* Brief:
Copy all of the material exactly. Pictures are not to appear in the copy.

— start Input data —

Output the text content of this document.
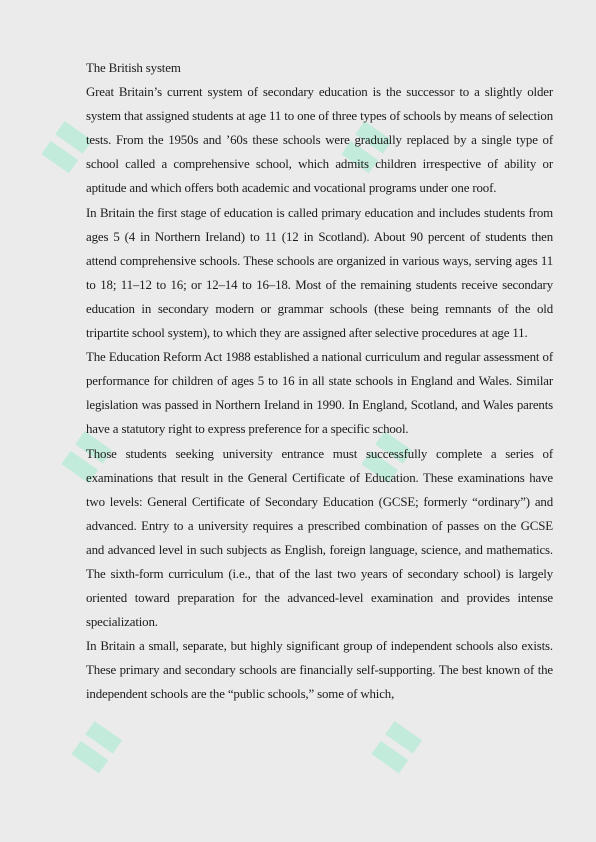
▮▮	▮▮
▮▮	▮▮
▮▮	▮▮

The British system

Great Britain’s current system of secondary education is the successor to a slightly older system that assigned students at age 11 to one of three types of schools by means of selection tests. From the 1950s and ’60s these schools were gradually replaced by a single type of school called a comprehensive school, which admits children irrespective of ability or aptitude and which offers both academic and vocational programs under one roof.

In Britain the first stage of education is called primary education and includes students from ages 5 (4 in Northern Ireland) to 11 (12 in Scotland). About 90 percent of students then attend comprehensive schools. These schools are organized in various ways, serving ages 11 to 18; 11–12 to 16; or 12–14 to 16–18. Most of the remaining students receive secondary education in secondary modern or grammar schools (these being remnants of the old tripartite school system), to which they are assigned after selective procedures at age 11.

The Education Reform Act 1988 established a national curriculum and regular assessment of performance for children of ages 5 to 16 in all state schools in England and Wales. Similar legislation was passed in Northern Ireland in 1990. In England, Scotland, and Wales parents have a statutory right to express preference for a specific school.

Those students seeking university entrance must successfully complete a series of examinations that result in the General Certificate of Education. These examinations have two levels: General Certificate of Secondary Education (GCSE; formerly “ordinary”) and advanced. Entry to a university requires a prescribed combination of passes on the GCSE and advanced level in such subjects as English, foreign language, science, and mathematics. The sixth-form curriculum (i.e., that of the last two years of secondary school) is largely oriented toward preparation for the advanced-level examination and provides intense specialization.

In Britain a small, separate, but highly significant group of independent schools also exists. These primary and secondary schools are financially self-supporting. The best known of the independent schools are the “public schools,” some of which,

— end Input data —

* Final result:
Output the text content of this document.
▮▮	▮▮
▮▮	▮▮
▮▮	▮▮

The British system

Great Britain’s current system of secondary education is the successor to a slightly older system that assigned students at age 11 to one of three types of schools by means of selection tests. From the 1950s and ’60s these schools were gradually replaced by a single type of school called a comprehensive school, which admits children irrespective of ability or aptitude and which offers both academic and vocational programs under one roof.

In Britain the first stage of education is called primary education and includes students from ages 5 (4 in Northern Ireland) to 11 (12 in Scotland). About 90 percent of students then attend comprehensive schools. These schools are organized in various ways, serving ages 11 to 18; 11–12 to 16; or 12–14 to 16–18. Most of the remaining students receive secondary education in secondary modern or grammar schools (these being remnants of the old tripartite school system), to which they are assigned after selective procedures at age 11.

The Education Reform Act 1988 established a national curriculum and regular assessment of performance for children of ages 5 to 16 in all state schools in England and Wales. Similar legislation was passed in Northern Ireland in 1990. In England, Scotland, and Wales parents have a statutory right to express preference for a specific school.

Those students seeking university entrance must successfully complete a series of examinations that result in the General Certificate of Education. These examinations have two levels: General Certificate of Secondary Education (GCSE; formerly “ordinary”) and advanced. Entry to a university requires a prescribed combination of passes on the GCSE and advanced level in such subjects as English, foreign language, science, and mathematics. The sixth-form curriculum (i.e., that of the last two years of secondary school) is largely oriented toward preparation for the advanced-level examination and provides intense specialization.

In Britain a small, separate, but highly significant group of independent schools also exists. These primary and secondary schools are financially self-supporting. The best known of the independent schools are the “public schools,” some of which,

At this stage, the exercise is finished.